**Supplied material:**
--- start ---
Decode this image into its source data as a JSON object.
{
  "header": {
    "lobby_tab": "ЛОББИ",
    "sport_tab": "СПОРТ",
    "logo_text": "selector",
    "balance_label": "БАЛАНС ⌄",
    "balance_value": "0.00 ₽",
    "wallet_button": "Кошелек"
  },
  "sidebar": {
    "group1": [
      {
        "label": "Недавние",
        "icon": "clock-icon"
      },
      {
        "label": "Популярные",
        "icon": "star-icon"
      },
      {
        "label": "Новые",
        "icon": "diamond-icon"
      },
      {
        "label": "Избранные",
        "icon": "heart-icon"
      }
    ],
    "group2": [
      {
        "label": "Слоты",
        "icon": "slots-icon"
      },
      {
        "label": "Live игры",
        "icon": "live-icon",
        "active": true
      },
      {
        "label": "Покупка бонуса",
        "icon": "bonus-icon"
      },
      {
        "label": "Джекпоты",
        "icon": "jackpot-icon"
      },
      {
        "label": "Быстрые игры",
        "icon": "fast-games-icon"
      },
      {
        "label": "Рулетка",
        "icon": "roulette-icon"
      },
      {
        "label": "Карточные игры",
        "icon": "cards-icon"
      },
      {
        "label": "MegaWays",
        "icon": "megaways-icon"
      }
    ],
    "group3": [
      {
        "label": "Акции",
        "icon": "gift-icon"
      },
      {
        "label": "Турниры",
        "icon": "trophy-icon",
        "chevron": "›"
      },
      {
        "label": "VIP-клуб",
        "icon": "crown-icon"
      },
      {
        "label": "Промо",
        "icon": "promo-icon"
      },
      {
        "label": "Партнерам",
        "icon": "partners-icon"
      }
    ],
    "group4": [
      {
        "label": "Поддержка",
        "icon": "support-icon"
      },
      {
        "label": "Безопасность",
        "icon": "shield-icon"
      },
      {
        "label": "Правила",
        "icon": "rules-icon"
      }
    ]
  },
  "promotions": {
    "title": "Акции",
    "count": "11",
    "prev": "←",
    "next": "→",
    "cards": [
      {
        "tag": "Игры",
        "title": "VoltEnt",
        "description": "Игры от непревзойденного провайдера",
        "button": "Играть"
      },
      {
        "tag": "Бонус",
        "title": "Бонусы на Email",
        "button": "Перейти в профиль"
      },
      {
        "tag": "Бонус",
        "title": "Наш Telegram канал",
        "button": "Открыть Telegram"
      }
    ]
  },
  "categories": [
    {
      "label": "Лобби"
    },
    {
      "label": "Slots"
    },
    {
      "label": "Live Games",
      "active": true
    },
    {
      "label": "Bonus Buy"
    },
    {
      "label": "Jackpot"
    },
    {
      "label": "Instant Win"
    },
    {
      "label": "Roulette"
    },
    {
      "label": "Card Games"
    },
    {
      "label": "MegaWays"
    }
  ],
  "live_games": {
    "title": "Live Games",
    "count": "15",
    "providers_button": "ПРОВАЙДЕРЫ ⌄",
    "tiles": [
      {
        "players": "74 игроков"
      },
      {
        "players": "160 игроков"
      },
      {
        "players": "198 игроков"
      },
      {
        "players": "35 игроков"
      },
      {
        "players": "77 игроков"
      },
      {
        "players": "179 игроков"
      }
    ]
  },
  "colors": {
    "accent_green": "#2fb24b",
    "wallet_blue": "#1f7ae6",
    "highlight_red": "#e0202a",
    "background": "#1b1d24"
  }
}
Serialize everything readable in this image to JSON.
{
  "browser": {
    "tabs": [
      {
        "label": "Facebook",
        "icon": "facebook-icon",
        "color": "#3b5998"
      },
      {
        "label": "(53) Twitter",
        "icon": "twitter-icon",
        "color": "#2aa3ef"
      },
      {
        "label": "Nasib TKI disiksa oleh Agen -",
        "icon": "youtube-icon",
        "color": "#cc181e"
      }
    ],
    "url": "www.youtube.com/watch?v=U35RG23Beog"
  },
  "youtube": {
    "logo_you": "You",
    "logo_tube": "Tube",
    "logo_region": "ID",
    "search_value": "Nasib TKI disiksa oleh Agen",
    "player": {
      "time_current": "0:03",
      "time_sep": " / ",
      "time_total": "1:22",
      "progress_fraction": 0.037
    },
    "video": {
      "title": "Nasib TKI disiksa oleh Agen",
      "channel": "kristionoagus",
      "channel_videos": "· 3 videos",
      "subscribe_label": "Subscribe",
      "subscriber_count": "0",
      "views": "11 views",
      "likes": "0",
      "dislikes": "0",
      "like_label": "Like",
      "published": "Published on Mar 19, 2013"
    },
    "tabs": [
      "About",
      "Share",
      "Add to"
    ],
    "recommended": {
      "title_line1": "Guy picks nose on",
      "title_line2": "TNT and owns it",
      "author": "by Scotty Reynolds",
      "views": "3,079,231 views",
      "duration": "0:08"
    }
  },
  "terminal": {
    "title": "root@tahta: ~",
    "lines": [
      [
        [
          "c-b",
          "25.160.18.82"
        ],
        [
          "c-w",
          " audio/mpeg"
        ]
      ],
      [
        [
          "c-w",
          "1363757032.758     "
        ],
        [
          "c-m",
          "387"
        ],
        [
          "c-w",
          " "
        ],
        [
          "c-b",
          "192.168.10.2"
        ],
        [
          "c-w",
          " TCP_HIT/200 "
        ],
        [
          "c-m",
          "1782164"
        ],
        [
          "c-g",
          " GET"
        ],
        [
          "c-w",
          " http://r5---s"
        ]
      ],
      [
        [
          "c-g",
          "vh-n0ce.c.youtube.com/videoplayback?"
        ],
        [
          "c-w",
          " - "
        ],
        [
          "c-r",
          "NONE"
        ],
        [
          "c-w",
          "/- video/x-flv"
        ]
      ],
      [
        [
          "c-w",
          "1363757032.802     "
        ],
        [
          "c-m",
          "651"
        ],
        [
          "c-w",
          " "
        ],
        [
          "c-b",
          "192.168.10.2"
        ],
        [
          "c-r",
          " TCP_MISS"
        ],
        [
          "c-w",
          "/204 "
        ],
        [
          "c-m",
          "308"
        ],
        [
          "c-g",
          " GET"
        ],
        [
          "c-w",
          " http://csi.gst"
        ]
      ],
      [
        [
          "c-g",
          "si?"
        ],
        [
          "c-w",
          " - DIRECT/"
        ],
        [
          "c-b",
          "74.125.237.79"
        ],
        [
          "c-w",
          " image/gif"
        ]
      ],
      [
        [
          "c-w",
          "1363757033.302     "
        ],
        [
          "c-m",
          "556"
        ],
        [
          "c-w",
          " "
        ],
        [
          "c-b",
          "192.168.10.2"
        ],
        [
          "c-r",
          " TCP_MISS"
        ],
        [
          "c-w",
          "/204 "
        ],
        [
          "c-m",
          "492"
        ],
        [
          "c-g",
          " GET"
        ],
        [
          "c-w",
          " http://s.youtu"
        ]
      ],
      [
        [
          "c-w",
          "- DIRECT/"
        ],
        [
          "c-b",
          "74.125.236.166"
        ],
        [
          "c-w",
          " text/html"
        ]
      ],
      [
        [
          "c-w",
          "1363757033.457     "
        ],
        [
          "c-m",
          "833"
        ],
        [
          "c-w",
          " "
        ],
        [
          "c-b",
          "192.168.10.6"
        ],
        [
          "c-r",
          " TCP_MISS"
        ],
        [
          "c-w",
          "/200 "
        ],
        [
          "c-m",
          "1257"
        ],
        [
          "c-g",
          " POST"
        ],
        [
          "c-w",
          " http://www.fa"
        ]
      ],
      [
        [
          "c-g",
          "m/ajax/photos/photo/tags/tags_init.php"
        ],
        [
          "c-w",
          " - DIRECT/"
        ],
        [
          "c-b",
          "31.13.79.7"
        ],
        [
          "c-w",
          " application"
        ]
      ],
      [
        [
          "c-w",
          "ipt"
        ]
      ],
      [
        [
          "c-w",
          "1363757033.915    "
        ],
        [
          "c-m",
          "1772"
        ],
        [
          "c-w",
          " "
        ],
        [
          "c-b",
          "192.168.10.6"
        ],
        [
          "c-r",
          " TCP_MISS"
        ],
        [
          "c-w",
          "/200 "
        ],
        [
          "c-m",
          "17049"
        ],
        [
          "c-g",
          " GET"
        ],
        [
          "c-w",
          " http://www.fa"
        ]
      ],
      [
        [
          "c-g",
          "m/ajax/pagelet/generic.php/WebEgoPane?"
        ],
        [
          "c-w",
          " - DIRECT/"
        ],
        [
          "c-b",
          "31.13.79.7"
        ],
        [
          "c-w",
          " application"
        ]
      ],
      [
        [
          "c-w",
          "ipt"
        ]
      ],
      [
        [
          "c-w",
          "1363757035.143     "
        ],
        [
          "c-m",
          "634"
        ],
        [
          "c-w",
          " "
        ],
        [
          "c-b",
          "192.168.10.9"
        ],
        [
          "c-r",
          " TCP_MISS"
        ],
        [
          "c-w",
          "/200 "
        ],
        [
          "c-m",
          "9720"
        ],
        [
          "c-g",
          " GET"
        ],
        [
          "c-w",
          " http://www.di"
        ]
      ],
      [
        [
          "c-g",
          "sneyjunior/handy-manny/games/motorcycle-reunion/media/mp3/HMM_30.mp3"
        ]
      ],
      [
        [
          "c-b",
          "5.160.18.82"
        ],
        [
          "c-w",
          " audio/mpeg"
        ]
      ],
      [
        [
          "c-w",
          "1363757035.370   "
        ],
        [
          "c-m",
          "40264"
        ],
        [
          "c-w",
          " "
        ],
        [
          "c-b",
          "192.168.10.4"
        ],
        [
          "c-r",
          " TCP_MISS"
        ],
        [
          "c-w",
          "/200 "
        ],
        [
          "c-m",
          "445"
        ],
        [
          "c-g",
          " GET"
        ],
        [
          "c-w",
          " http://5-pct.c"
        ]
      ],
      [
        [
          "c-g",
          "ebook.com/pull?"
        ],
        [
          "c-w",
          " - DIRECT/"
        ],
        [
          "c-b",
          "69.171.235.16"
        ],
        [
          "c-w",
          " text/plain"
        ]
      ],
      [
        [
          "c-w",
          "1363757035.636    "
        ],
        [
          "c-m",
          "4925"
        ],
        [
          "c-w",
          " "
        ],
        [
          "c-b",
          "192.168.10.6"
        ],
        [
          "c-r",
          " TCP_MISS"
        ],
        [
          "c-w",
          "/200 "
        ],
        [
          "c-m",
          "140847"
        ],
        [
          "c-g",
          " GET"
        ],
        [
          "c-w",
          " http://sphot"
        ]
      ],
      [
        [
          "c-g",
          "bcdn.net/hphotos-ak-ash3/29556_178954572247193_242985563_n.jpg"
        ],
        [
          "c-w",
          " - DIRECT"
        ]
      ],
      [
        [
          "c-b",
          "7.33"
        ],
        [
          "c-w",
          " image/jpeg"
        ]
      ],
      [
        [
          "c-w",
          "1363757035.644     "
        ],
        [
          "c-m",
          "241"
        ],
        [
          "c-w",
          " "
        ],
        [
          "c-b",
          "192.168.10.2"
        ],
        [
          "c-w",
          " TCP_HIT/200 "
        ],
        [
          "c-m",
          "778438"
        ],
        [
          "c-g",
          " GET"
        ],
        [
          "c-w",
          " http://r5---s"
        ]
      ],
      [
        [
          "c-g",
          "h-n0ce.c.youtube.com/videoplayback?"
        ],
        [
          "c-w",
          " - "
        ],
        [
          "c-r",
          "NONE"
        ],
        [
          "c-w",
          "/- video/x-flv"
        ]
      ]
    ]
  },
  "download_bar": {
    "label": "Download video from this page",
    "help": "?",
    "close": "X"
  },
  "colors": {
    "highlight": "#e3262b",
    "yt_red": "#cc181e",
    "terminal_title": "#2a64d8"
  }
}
--- end ---
**Stated problem:** Gather and copy every line of the data in which the string "image" is found.

**Solution to this problem:**
Decode this image into its source data as a JSON object.
Serialize everything readable in this image to JSON.
          " image/gif"
          " image/jpeg"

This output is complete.